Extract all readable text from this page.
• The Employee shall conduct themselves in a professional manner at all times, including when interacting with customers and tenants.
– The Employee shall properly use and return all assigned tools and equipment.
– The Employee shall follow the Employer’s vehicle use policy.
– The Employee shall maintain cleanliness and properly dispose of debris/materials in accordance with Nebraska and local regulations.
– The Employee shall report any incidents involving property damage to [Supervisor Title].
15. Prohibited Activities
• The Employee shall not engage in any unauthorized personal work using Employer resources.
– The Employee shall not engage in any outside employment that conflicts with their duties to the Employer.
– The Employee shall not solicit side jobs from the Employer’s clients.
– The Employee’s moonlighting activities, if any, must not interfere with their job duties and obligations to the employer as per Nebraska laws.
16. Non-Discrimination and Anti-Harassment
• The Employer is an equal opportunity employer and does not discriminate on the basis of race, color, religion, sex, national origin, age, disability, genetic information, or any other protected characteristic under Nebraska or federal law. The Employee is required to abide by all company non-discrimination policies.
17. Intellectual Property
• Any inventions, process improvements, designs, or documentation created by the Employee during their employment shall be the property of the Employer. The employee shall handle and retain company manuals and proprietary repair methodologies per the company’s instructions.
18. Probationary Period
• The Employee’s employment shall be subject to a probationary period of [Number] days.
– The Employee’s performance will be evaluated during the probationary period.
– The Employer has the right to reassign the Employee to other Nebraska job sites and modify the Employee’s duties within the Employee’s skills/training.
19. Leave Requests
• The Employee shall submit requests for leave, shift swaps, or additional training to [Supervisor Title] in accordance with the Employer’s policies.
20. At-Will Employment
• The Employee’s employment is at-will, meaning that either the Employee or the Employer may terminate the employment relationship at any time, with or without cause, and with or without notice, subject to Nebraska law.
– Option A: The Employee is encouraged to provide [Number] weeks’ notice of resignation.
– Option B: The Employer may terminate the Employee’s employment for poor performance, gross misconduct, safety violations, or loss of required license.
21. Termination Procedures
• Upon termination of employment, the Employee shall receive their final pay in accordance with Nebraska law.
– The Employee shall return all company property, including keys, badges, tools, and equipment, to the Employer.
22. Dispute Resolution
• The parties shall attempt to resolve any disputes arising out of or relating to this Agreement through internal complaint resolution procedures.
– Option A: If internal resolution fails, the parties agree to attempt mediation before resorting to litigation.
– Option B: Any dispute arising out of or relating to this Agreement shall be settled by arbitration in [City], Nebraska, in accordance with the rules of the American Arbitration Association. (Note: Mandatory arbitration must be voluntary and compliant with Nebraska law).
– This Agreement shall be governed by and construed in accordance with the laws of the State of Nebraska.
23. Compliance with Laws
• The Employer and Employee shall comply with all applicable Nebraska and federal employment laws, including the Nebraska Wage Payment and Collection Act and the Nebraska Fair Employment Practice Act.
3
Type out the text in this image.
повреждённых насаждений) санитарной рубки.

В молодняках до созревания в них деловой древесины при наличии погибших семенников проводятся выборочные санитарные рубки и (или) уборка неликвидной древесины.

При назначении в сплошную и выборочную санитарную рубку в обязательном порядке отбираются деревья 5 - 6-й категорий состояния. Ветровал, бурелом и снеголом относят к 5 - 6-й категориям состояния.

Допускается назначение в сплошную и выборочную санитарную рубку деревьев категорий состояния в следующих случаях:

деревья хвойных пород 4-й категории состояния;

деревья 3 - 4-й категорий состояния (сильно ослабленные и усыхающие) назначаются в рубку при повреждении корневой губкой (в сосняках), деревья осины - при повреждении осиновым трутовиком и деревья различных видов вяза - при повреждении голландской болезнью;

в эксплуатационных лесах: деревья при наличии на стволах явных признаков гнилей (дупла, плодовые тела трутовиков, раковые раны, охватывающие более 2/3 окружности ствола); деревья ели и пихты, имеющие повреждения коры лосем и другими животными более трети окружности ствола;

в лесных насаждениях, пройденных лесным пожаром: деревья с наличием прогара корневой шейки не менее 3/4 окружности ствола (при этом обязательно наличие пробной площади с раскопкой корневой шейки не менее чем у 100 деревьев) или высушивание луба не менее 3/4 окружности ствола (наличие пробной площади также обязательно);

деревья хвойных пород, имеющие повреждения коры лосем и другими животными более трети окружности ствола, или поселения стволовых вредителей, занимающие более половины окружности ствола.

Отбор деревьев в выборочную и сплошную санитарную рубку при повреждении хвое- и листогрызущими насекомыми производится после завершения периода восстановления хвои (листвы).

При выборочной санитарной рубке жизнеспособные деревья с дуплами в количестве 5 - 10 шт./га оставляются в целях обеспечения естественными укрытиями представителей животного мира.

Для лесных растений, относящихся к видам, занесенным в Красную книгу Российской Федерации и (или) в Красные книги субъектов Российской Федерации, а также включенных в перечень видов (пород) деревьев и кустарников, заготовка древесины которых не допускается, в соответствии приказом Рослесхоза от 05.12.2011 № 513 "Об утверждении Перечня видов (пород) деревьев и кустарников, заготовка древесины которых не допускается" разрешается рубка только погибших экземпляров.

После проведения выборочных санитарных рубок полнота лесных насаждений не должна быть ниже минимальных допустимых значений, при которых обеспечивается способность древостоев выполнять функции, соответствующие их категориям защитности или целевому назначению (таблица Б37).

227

────────────────

What you are asked to do:
Reproduce the entries above in full by retyping them exactly.

Exercise answer:
Extract all readable text from this page.
• The Employee shall conduct themselves in a professional manner at all times, including when interacting with customers and tenants.
– The Employee shall properly use and return all assigned tools and equipment.
– The Employee shall follow the Employer’s vehicle use policy.
– The Employee shall maintain cleanliness and properly dispose of debris/materials in accordance with Nebraska and local regulations.
– The Employee shall report any incidents involving property damage to [Supervisor Title].
15. Prohibited Activities
• The Employee shall not engage in any unauthorized personal work using Employer resources.
– The Employee shall not engage in any outside employment that conflicts with their duties to the Employer.
– The Employee shall not solicit side jobs from the Employer’s clients.
– The Employee’s moonlighting activities, if any, must not interfere with their job duties and obligations to the employer as per Nebraska laws.
16. Non-Discrimination and Anti-Harassment
• The Employer is an equal opportunity employer and does not discriminate on the basis of race, color, religion, sex, national origin, age, disability, genetic information, or any other protected characteristic under Nebraska or federal law. The Employee is required to abide by all company non-discrimination policies.
17. Intellectual Property
• Any inventions, process improvements, designs, or documentation created by the Employee during their employment shall be the property of the Employer. The employee shall handle and retain company manuals and proprietary repair methodologies per the company’s instructions.
18. Probationary Period
• The Employee’s employment shall be subject to a probationary period of [Number] days.
– The Employee’s performance will be evaluated during the probationary period.
– The Employer has the right to reassign the Employee to other Nebraska job sites and modify the Employee’s duties within the Employee’s skills/training.
19. Leave Requests
• The Employee shall submit requests for leave, shift swaps, or additional training to [Supervisor Title] in accordance with the Employer’s policies.
20. At-Will Employment
• The Employee’s employment is at-will, meaning that either the Employee or the Employer may terminate the employment relationship at any time, with or without cause, and with or without notice, subject to Nebraska law.
– Option A: The Employee is encouraged to provide [Number] weeks’ notice of resignation.
– Option B: The Employer may terminate the Employee’s employment for poor performance, gross misconduct, safety violations, or loss of required license.
21. Termination Procedures
• Upon termination of employment, the Employee shall receive their final pay in accordance with Nebraska law.
– The Employee shall return all company property, including keys, badges, tools, and equipment, to the Employer.
22. Dispute Resolution
• The parties shall attempt to resolve any disputes arising out of or relating to this Agreement through internal complaint resolution procedures.
– Option A: If internal resolution fails, the parties agree to attempt mediation before resorting to litigation.
– Option B: Any dispute arising out of or relating to this Agreement shall be settled by arbitration in [City], Nebraska, in accordance with the rules of the American Arbitration Association. (Note: Mandatory arbitration must be voluntary and compliant with Nebraska law).
– This Agreement shall be governed by and construed in accordance with the laws of the State of Nebraska.
23. Compliance with Laws
• The Employer and Employee shall comply with all applicable Nebraska and federal employment laws, including the Nebraska Wage Payment and Collection Act and the Nebraska Fair Employment Practice Act.
3
Type out the text in this image.
повреждённых насаждений) санитарной рубки.

В молодняках до созревания в них деловой древесины при наличии погибших семенников проводятся выборочные санитарные рубки и (или) уборка неликвидной древесины.

При назначении в сплошную и выборочную санитарную рубку в обязательном порядке отбираются деревья 5 - 6-й категорий состояния. Ветровал, бурелом и снеголом относят к 5 - 6-й категориям состояния.

Допускается назначение в сплошную и выборочную санитарную рубку деревьев категорий состояния в следующих случаях:

деревья хвойных пород 4-й категории состояния;

деревья 3 - 4-й категорий состояния (сильно ослабленные и усыхающие) назначаются в рубку при повреждении корневой губкой (в сосняках), деревья осины - при повреждении осиновым трутовиком и деревья различных видов вяза - при повреждении голландской болезнью;

в эксплуатационных лесах: деревья при наличии на стволах явных признаков гнилей (дупла, плодовые тела трутовиков, раковые раны, охватывающие более 2/3 окружности ствола); деревья ели и пихты, имеющие повреждения коры лосем и другими животными более трети окружности ствола;

в лесных насаждениях, пройденных лесным пожаром: деревья с наличием прогара корневой шейки не менее 3/4 окружности ствола (при этом обязательно наличие пробной площади с раскопкой корневой шейки не менее чем у 100 деревьев) или высушивание луба не менее 3/4 окружности ствола (наличие пробной площади также обязательно);

деревья хвойных пород, имеющие повреждения коры лосем и другими животными более трети окружности ствола, или поселения стволовых вредителей, занимающие более половины окружности ствола.

Отбор деревьев в выборочную и сплошную санитарную рубку при повреждении хвое- и листогрызущими насекомыми производится после завершения периода восстановления хвои (листвы).

При выборочной санитарной рубке жизнеспособные деревья с дуплами в количестве 5 - 10 шт./га оставляются в целях обеспечения естественными укрытиями представителей животного мира.

Для лесных растений, относящихся к видам, занесенным в Красную книгу Российской Федерации и (или) в Красные книги субъектов Российской Федерации, а также включенных в перечень видов (пород) деревьев и кустарников, заготовка древесины которых не допускается, в соответствии приказом Рослесхоза от 05.12.2011 № 513 "Об утверждении Перечня видов (пород) деревьев и кустарников, заготовка древесины которых не допускается" разрешается рубка только погибших экземпляров.

После проведения выборочных санитарных рубок полнота лесных насаждений не должна быть ниже минимальных допустимых значений, при которых обеспечивается способность древостоев выполнять функции, соответствующие их категориям защитности или целевому назначению (таблица Б37).

227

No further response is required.